-- START --

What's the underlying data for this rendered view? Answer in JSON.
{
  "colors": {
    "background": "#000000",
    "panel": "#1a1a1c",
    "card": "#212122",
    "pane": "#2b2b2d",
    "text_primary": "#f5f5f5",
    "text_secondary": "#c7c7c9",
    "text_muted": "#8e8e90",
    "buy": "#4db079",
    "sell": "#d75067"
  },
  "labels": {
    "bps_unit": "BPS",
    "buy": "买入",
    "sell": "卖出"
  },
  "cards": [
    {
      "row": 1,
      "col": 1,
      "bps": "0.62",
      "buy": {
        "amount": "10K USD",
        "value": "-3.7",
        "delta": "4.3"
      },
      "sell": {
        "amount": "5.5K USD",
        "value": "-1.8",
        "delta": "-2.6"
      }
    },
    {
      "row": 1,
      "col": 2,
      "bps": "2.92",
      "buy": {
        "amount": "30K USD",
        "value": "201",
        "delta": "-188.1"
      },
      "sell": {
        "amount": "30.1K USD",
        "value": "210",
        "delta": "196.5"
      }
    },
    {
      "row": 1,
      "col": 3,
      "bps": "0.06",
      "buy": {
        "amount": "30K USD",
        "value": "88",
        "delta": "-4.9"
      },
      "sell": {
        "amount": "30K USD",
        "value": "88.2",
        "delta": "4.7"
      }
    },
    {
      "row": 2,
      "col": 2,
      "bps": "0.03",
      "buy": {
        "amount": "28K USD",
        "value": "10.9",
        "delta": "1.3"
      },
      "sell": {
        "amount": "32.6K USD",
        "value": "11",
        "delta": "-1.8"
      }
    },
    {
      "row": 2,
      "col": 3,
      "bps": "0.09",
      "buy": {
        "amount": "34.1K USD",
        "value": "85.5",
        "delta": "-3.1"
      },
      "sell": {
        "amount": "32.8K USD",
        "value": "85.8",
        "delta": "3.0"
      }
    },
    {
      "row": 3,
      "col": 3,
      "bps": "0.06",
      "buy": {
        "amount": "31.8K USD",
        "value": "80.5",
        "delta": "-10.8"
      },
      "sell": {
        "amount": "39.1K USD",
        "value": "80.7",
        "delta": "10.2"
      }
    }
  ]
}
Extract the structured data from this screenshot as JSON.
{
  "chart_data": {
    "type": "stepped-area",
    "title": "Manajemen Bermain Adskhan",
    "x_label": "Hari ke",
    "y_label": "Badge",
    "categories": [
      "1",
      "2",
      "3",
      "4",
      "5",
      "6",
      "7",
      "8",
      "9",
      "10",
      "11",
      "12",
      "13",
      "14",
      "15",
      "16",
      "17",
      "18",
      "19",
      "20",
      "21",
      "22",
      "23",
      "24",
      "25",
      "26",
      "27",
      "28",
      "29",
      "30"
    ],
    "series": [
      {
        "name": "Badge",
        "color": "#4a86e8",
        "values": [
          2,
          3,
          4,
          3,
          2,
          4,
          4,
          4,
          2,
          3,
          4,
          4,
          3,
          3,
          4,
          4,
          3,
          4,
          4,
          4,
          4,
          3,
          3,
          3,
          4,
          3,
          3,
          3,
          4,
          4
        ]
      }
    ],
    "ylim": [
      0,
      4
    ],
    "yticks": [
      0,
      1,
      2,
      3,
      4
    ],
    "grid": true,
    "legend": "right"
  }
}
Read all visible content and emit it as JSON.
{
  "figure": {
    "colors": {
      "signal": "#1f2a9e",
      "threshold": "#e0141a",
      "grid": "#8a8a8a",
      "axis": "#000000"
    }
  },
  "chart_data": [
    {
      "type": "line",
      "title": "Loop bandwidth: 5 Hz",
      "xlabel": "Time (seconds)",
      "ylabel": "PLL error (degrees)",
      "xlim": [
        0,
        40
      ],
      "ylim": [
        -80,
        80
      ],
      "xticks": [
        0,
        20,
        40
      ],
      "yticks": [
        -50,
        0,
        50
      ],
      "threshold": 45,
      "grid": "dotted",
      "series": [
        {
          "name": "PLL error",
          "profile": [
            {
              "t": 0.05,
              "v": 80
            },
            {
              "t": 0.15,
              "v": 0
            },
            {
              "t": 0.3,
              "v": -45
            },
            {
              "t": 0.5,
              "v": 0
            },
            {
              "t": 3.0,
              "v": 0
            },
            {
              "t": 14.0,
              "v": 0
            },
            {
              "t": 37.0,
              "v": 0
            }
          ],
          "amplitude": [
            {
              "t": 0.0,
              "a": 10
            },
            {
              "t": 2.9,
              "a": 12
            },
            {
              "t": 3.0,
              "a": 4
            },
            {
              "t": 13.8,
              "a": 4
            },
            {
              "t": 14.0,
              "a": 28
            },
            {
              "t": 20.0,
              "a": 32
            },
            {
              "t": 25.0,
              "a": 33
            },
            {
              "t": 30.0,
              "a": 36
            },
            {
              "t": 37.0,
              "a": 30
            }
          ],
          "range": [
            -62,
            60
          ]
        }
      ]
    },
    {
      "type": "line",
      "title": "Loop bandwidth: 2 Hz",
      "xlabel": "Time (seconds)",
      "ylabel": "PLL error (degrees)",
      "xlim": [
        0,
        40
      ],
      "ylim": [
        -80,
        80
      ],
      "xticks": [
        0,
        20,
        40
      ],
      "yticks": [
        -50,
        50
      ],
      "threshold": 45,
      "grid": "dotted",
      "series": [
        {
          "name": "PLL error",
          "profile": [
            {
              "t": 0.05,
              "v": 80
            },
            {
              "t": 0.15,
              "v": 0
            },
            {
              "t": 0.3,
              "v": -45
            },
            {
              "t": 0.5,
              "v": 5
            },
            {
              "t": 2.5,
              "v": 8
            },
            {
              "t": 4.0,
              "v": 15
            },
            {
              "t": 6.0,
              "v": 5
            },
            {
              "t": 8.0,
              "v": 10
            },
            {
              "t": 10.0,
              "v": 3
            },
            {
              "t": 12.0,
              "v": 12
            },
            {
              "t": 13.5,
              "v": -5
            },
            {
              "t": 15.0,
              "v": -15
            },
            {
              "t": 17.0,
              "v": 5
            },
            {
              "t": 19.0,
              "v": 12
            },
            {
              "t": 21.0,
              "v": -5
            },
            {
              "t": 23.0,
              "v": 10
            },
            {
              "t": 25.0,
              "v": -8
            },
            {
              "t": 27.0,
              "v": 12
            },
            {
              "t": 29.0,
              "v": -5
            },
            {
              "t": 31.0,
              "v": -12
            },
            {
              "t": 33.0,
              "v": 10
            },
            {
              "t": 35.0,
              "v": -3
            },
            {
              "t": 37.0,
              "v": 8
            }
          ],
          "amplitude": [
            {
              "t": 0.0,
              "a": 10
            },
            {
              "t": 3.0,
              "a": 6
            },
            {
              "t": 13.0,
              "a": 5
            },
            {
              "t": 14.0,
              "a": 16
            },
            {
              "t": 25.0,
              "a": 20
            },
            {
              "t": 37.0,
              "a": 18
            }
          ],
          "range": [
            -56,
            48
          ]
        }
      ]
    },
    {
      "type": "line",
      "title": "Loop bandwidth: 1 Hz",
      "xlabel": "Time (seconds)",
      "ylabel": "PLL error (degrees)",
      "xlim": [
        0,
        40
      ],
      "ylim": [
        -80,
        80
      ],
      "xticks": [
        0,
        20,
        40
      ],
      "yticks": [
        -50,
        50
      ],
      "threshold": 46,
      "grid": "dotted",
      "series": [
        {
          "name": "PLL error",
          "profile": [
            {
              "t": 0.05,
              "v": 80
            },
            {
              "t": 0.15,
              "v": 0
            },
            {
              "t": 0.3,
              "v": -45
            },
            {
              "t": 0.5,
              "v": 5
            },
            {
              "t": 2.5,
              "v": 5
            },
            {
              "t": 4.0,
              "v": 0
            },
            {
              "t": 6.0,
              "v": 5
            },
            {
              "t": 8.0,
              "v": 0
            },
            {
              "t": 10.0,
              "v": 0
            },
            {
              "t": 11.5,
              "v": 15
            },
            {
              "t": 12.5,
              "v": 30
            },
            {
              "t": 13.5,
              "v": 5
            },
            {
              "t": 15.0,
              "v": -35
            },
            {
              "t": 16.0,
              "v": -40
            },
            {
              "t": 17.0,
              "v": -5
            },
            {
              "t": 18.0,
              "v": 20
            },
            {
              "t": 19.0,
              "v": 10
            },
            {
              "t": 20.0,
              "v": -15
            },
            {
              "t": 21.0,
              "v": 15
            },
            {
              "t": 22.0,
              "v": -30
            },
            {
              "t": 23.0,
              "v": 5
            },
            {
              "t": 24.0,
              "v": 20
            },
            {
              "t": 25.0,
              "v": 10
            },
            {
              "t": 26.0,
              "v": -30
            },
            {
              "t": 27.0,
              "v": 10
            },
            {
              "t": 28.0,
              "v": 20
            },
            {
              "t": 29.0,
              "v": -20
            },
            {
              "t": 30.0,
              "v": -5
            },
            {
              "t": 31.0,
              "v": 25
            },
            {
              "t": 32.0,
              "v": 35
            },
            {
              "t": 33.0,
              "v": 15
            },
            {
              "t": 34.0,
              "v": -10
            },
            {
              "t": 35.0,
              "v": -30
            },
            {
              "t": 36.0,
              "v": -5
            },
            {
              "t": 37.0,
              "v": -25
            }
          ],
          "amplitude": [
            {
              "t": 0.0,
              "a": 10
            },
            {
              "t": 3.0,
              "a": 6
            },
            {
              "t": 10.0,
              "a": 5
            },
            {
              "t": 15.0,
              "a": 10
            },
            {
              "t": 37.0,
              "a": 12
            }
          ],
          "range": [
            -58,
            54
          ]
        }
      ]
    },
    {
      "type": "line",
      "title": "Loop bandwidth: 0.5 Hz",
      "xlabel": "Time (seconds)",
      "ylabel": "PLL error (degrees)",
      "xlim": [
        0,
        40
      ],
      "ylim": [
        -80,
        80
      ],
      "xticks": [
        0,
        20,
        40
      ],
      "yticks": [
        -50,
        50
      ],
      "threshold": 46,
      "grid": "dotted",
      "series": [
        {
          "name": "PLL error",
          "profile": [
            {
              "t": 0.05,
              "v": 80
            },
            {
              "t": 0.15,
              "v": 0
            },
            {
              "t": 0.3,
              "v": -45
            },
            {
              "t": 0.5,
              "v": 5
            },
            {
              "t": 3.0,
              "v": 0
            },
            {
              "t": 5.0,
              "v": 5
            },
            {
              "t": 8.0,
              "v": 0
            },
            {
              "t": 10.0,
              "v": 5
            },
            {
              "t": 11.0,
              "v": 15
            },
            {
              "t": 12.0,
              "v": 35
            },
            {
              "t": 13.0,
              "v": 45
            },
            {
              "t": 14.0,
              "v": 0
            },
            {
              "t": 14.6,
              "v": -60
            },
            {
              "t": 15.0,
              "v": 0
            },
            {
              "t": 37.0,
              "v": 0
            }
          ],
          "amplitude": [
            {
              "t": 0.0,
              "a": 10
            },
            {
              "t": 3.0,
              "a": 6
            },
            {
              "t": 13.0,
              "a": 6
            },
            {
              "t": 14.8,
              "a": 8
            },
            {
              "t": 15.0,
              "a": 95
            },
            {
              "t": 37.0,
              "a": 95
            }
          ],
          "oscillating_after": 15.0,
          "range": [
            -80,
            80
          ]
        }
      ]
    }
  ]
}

-- END --

Every line of the records that includes the word "JSON" should be gathered.

Final result:
What's the underlying data for this rendered view? Answer in JSON.
Extract the structured data from this screenshot as JSON.
Read all visible content and emit it as JSON.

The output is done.